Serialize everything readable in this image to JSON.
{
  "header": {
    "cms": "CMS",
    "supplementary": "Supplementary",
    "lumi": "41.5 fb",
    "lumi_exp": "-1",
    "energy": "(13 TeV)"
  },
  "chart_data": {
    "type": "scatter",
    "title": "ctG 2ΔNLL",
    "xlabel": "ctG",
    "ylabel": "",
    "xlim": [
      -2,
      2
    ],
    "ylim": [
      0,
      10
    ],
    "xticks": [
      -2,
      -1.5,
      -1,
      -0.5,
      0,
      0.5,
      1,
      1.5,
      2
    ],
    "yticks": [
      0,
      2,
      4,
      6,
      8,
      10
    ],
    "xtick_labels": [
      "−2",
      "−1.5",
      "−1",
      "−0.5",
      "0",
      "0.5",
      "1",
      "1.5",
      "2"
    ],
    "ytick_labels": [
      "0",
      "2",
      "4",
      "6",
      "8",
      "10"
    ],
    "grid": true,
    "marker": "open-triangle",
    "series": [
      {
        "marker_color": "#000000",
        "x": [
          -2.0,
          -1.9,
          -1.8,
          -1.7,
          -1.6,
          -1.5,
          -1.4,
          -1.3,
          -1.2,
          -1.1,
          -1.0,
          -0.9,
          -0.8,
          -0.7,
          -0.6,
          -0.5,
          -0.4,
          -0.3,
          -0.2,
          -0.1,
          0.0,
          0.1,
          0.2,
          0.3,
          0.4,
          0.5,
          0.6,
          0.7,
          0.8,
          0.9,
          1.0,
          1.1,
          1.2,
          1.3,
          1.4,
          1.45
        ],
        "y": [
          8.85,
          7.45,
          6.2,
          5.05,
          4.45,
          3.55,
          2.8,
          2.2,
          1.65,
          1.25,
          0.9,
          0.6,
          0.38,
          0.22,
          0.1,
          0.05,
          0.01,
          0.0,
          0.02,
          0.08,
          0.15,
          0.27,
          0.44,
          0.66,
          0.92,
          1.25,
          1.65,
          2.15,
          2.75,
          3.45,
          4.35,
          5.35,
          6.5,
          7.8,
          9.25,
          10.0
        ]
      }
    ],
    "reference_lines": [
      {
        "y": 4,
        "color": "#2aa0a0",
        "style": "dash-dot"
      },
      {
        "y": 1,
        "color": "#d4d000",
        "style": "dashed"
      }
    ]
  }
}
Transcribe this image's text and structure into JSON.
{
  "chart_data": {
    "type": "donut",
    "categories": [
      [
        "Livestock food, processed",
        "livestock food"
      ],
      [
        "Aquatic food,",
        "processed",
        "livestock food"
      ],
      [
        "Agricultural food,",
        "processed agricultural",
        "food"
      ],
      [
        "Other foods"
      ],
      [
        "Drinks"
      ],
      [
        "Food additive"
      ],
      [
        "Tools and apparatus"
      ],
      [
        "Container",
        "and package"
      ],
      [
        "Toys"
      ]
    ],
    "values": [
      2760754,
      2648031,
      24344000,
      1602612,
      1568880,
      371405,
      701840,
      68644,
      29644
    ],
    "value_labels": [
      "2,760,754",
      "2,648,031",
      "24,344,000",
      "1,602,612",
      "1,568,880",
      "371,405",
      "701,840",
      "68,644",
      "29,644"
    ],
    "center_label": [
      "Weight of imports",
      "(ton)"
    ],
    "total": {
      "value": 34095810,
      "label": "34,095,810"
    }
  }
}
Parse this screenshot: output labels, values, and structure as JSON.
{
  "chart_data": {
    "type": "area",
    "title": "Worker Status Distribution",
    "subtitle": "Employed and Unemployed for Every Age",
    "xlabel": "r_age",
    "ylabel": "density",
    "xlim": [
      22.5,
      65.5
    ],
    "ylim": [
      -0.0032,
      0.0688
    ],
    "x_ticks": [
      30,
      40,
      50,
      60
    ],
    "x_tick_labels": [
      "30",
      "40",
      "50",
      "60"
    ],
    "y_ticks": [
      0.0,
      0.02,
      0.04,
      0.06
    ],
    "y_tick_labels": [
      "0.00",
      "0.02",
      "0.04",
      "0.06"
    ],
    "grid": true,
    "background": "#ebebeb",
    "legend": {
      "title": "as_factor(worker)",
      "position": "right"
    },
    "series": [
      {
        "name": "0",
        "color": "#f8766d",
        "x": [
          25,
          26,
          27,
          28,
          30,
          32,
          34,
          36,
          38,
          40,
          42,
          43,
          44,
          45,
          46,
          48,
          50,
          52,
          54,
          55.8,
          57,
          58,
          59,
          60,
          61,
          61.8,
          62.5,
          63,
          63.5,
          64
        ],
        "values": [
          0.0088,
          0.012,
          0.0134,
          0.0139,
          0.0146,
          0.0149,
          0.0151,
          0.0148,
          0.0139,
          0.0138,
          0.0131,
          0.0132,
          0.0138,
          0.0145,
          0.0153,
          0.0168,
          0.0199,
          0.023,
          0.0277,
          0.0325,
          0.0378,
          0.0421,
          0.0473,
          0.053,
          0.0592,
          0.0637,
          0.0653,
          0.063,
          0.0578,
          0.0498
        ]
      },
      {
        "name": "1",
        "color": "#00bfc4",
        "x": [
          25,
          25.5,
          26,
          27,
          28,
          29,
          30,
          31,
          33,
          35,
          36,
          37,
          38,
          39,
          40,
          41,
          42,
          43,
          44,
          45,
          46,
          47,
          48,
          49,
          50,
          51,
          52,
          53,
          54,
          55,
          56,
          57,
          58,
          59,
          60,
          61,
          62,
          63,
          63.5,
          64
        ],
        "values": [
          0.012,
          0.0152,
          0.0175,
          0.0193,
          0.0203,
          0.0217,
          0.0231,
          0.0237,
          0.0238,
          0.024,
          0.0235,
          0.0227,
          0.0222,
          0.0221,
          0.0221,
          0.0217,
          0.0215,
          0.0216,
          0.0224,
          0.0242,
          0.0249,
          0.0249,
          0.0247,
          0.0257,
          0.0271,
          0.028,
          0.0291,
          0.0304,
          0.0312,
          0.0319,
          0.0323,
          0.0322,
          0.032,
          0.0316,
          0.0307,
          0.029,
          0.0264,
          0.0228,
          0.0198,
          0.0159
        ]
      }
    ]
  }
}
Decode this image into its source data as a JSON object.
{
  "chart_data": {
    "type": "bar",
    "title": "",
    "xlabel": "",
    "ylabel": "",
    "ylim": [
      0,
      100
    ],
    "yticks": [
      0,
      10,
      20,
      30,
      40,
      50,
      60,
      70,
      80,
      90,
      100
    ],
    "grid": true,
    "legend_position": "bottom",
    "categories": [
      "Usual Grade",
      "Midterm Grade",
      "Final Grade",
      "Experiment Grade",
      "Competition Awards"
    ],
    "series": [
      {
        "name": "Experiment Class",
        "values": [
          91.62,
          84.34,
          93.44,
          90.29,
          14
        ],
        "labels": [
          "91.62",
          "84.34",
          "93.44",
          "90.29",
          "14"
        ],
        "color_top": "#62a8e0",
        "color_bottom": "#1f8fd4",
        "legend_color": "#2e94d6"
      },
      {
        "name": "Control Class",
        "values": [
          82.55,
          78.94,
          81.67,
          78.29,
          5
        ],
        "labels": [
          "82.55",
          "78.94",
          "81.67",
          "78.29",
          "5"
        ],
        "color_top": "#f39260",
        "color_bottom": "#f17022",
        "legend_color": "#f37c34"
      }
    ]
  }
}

-- -- --

### Written exercise
What do the records say? Quote them all exactly.

### Answer to the exercise
Serialize everything readable in this image to JSON.
{
  "header": {
    "cms": "CMS",
    "supplementary": "Supplementary",
    "lumi": "41.5 fb",
    "lumi_exp": "-1",
    "energy": "(13 TeV)"
  },
  "chart_data": {
    "type": "scatter",
    "title": "ctG 2ΔNLL",
    "xlabel": "ctG",
    "ylabel": "",
    "xlim": [
      -2,
      2
    ],
    "ylim": [
      0,
      10
    ],
    "xticks": [
      -2,
      -1.5,
      -1,
      -0.5,
      0,
      0.5,
      1,
      1.5,
      2
    ],
    "yticks": [
      0,
      2,
      4,
      6,
      8,
      10
    ],
    "xtick_labels": [
      "−2",
      "−1.5",
      "−1",
      "−0.5",
      "0",
      "0.5",
      "1",
      "1.5",
      "2"
    ],
    "ytick_labels": [
      "0",
      "2",
      "4",
      "6",
      "8",
      "10"
    ],
    "grid": true,
    "marker": "open-triangle",
    "series": [
      {
        "marker_color": "#000000",
        "x": [
          -2.0,
          -1.9,
          -1.8,
          -1.7,
          -1.6,
          -1.5,
          -1.4,
          -1.3,
          -1.2,
          -1.1,
          -1.0,
          -0.9,
          -0.8,
          -0.7,
          -0.6,
          -0.5,
          -0.4,
          -0.3,
          -0.2,
          -0.1,
          0.0,
          0.1,
          0.2,
          0.3,
          0.4,
          0.5,
          0.6,
          0.7,
          0.8,
          0.9,
          1.0,
          1.1,
          1.2,
          1.3,
          1.4,
          1.45
        ],
        "y": [
          8.85,
          7.45,
          6.2,
          5.05,
          4.45,
          3.55,
          2.8,
          2.2,
          1.65,
          1.25,
          0.9,
          0.6,
          0.38,
          0.22,
          0.1,
          0.05,
          0.01,
          0.0,
          0.02,
          0.08,
          0.15,
          0.27,
          0.44,
          0.66,
          0.92,
          1.25,
          1.65,
          2.15,
          2.75,
          3.45,
          4.35,
          5.35,
          6.5,
          7.8,
          9.25,
          10.0
        ]
      }
    ],
    "reference_lines": [
      {
        "y": 4,
        "color": "#2aa0a0",
        "style": "dash-dot"
      },
      {
        "y": 1,
        "color": "#d4d000",
        "style": "dashed"
      }
    ]
  }
}
Transcribe this image's text and structure into JSON.
{
  "chart_data": {
    "type": "donut",
    "categories": [
      [
        "Livestock food, processed",
        "livestock food"
      ],
      [
        "Aquatic food,",
        "processed",
        "livestock food"
      ],
      [
        "Agricultural food,",
        "processed agricultural",
        "food"
      ],
      [
        "Other foods"
      ],
      [
        "Drinks"
      ],
      [
        "Food additive"
      ],
      [
        "Tools and apparatus"
      ],
      [
        "Container",
        "and package"
      ],
      [
        "Toys"
      ]
    ],
    "values": [
      2760754,
      2648031,
      24344000,
      1602612,
      1568880,
      371405,
      701840,
      68644,
      29644
    ],
    "value_labels": [
      "2,760,754",
      "2,648,031",
      "24,344,000",
      "1,602,612",
      "1,568,880",
      "371,405",
      "701,840",
      "68,644",
      "29,644"
    ],
    "center_label": [
      "Weight of imports",
      "(ton)"
    ],
    "total": {
      "value": 34095810,
      "label": "34,095,810"
    }
  }
}
Parse this screenshot: output labels, values, and structure as JSON.
{
  "chart_data": {
    "type": "area",
    "title": "Worker Status Distribution",
    "subtitle": "Employed and Unemployed for Every Age",
    "xlabel": "r_age",
    "ylabel": "density",
    "xlim": [
      22.5,
      65.5
    ],
    "ylim": [
      -0.0032,
      0.0688
    ],
    "x_ticks": [
      30,
      40,
      50,
      60
    ],
    "x_tick_labels": [
      "30",
      "40",
      "50",
      "60"
    ],
    "y_ticks": [
      0.0,
      0.02,
      0.04,
      0.06
    ],
    "y_tick_labels": [
      "0.00",
      "0.02",
      "0.04",
      "0.06"
    ],
    "grid": true,
    "background": "#ebebeb",
    "legend": {
      "title": "as_factor(worker)",
      "position": "right"
    },
    "series": [
      {
        "name": "0",
        "color": "#f8766d",
        "x": [
          25,
          26,
          27,
          28,
          30,
          32,
          34,
          36,
          38,
          40,
          42,
          43,
          44,
          45,
          46,
          48,
          50,
          52,
          54,
          55.8,
          57,
          58,
          59,
          60,
          61,
          61.8,
          62.5,
          63,
          63.5,
          64
        ],
        "values": [
          0.0088,
          0.012,
          0.0134,
          0.0139,
          0.0146,
          0.0149,
          0.0151,
          0.0148,
          0.0139,
          0.0138,
          0.0131,
          0.0132,
          0.0138,
          0.0145,
          0.0153,
          0.0168,
          0.0199,
          0.023,
          0.0277,
          0.0325,
          0.0378,
          0.0421,
          0.0473,
          0.053,
          0.0592,
          0.0637,
          0.0653,
          0.063,
          0.0578,
          0.0498
        ]
      },
      {
        "name": "1",
        "color": "#00bfc4",
        "x": [
          25,
          25.5,
          26,
          27,
          28,
          29,
          30,
          31,
          33,
          35,
          36,
          37,
          38,
          39,
          40,
          41,
          42,
          43,
          44,
          45,
          46,
          47,
          48,
          49,
          50,
          51,
          52,
          53,
          54,
          55,
          56,
          57,
          58,
          59,
          60,
          61,
          62,
          63,
          63.5,
          64
        ],
        "values": [
          0.012,
          0.0152,
          0.0175,
          0.0193,
          0.0203,
          0.0217,
          0.0231,
          0.0237,
          0.0238,
          0.024,
          0.0235,
          0.0227,
          0.0222,
          0.0221,
          0.0221,
          0.0217,
          0.0215,
          0.0216,
          0.0224,
          0.0242,
          0.0249,
          0.0249,
          0.0247,
          0.0257,
          0.0271,
          0.028,
          0.0291,
          0.0304,
          0.0312,
          0.0319,
          0.0323,
          0.0322,
          0.032,
          0.0316,
          0.0307,
          0.029,
          0.0264,
          0.0228,
          0.0198,
          0.0159
        ]
      }
    ]
  }
}
Decode this image into its source data as a JSON object.
{
  "chart_data": {
    "type": "bar",
    "title": "",
    "xlabel": "",
    "ylabel": "",
    "ylim": [
      0,
      100
    ],
    "yticks": [
      0,
      10,
      20,
      30,
      40,
      50,
      60,
      70,
      80,
      90,
      100
    ],
    "grid": true,
    "legend_position": "bottom",
    "categories": [
      "Usual Grade",
      "Midterm Grade",
      "Final Grade",
      "Experiment Grade",
      "Competition Awards"
    ],
    "series": [
      {
        "name": "Experiment Class",
        "values": [
          91.62,
          84.34,
          93.44,
          90.29,
          14
        ],
        "labels": [
          "91.62",
          "84.34",
          "93.44",
          "90.29",
          "14"
        ],
        "color_top": "#62a8e0",
        "color_bottom": "#1f8fd4",
        "legend_color": "#2e94d6"
      },
      {
        "name": "Control Class",
        "values": [
          82.55,
          78.94,
          81.67,
          78.29,
          5
        ],
        "labels": [
          "82.55",
          "78.94",
          "81.67",
          "78.29",
          "5"
        ],
        "color_top": "#f39260",
        "color_bottom": "#f17022",
        "legend_color": "#f37c34"
      }
    ]
  }
}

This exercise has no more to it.